### Records for processing
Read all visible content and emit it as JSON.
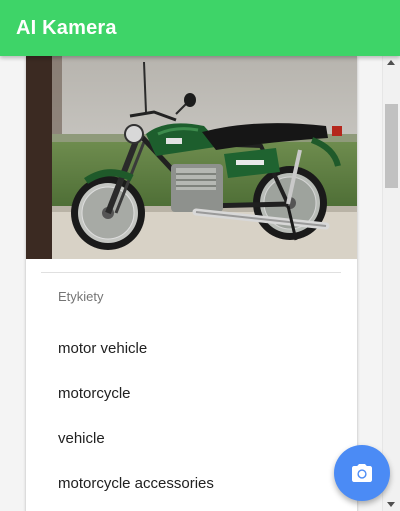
{
  "app": {
    "title": "AI Kamera"
  },
  "card": {
    "labels_heading": "Etykiety",
    "labels": [
      "motor vehicle",
      "motorcycle",
      "vehicle",
      "motorcycle accessories"
    ]
  },
  "colors": {
    "appbar": "#3ed468",
    "fab": "#4b8bf5"
  },
  "fab": {
    "icon": "camera-icon"
  }
}
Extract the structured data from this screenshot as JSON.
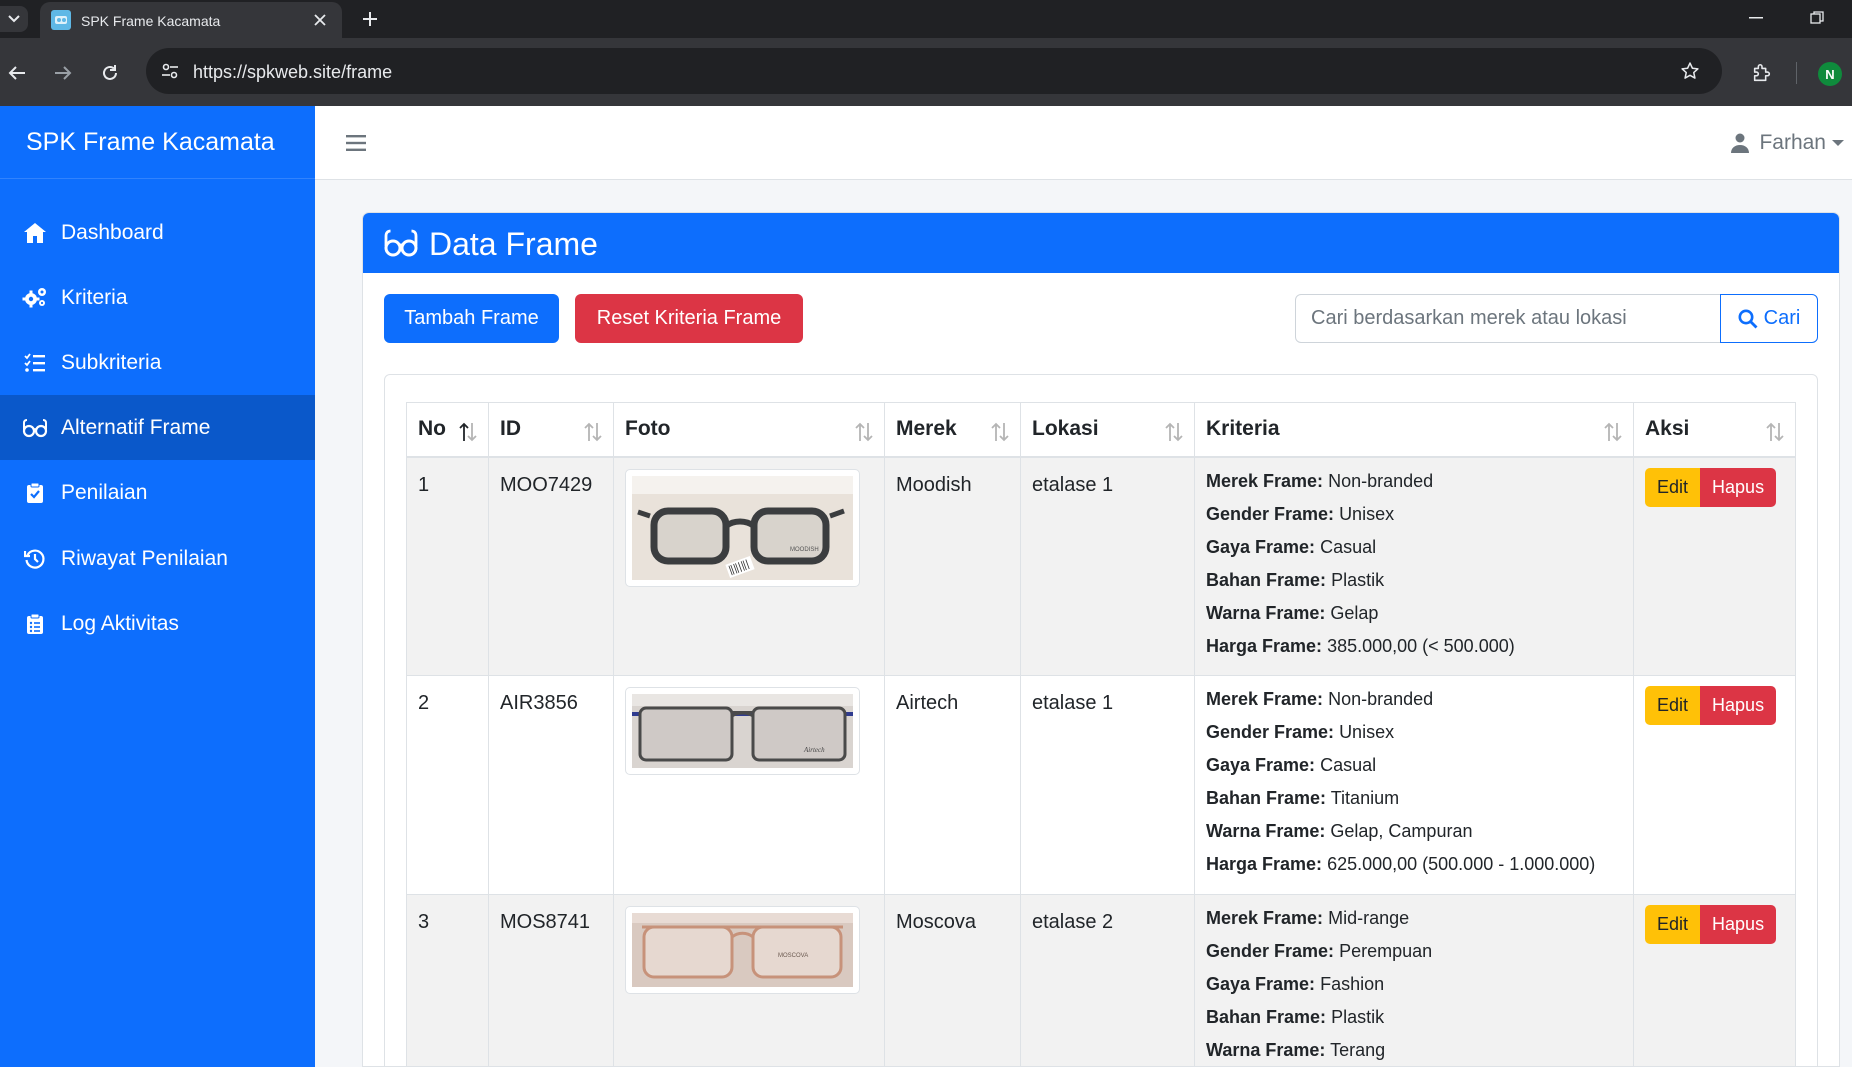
{
  "browser": {
    "tab_title": "SPK Frame Kacamata",
    "url": "https://spkweb.site/frame",
    "profile_initial": "N"
  },
  "sidebar": {
    "brand": "SPK Frame Kacamata",
    "items": [
      {
        "label": "Dashboard",
        "icon": "home-icon"
      },
      {
        "label": "Kriteria",
        "icon": "gears-icon"
      },
      {
        "label": "Subkriteria",
        "icon": "list-check-icon"
      },
      {
        "label": "Alternatif Frame",
        "icon": "glasses-icon",
        "active": true
      },
      {
        "label": "Penilaian",
        "icon": "clipboard-check-icon"
      },
      {
        "label": "Riwayat Penilaian",
        "icon": "history-icon"
      },
      {
        "label": "Log Aktivitas",
        "icon": "clipboard-list-icon"
      }
    ]
  },
  "topbar": {
    "user_name": "Farhan"
  },
  "page": {
    "title": "Data Frame",
    "add_button": "Tambah Frame",
    "reset_button": "Reset Kriteria Frame",
    "search_placeholder": "Cari berdasarkan merek atau lokasi",
    "search_button": "Cari"
  },
  "table": {
    "headers": [
      "No",
      "ID",
      "Foto",
      "Merek",
      "Lokasi",
      "Kriteria",
      "Aksi"
    ],
    "edit_label": "Edit",
    "delete_label": "Hapus",
    "rows": [
      {
        "no": "1",
        "id": "MOO7429",
        "merek": "Moodish",
        "lokasi": "etalase 1",
        "photo_label": "MOODISH",
        "kriteria": [
          {
            "k": "Merek Frame:",
            "v": "Non-branded"
          },
          {
            "k": "Gender Frame:",
            "v": "Unisex"
          },
          {
            "k": "Gaya Frame:",
            "v": "Casual"
          },
          {
            "k": "Bahan Frame:",
            "v": "Plastik"
          },
          {
            "k": "Warna Frame:",
            "v": "Gelap"
          },
          {
            "k": "Harga Frame:",
            "v": "385.000,00 (< 500.000)"
          }
        ]
      },
      {
        "no": "2",
        "id": "AIR3856",
        "merek": "Airtech",
        "lokasi": "etalase 1",
        "photo_label": "Airtech",
        "kriteria": [
          {
            "k": "Merek Frame:",
            "v": "Non-branded"
          },
          {
            "k": "Gender Frame:",
            "v": "Unisex"
          },
          {
            "k": "Gaya Frame:",
            "v": "Casual"
          },
          {
            "k": "Bahan Frame:",
            "v": "Titanium"
          },
          {
            "k": "Warna Frame:",
            "v": "Gelap, Campuran"
          },
          {
            "k": "Harga Frame:",
            "v": "625.000,00 (500.000 - 1.000.000)"
          }
        ]
      },
      {
        "no": "3",
        "id": "MOS8741",
        "merek": "Moscova",
        "lokasi": "etalase 2",
        "photo_label": "MOSCOVA",
        "kriteria": [
          {
            "k": "Merek Frame:",
            "v": "Mid-range"
          },
          {
            "k": "Gender Frame:",
            "v": "Perempuan"
          },
          {
            "k": "Gaya Frame:",
            "v": "Fashion"
          },
          {
            "k": "Bahan Frame:",
            "v": "Plastik"
          },
          {
            "k": "Warna Frame:",
            "v": "Terang"
          }
        ]
      }
    ]
  }
}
######
> **Goal of the exercise**:
Identify the lines above that contain the word "icon", then copy them.

> **Answer to the exercise**:
    "icon": "camera-icon"
        "icon": "home-icon"
        "icon": "gears-icon"
        "icon": "list-check-icon"
        "icon": "glasses-icon",
        "icon": "clipboard-check-icon"
        "icon": "history-icon"
        "icon": "clipboard-list-icon"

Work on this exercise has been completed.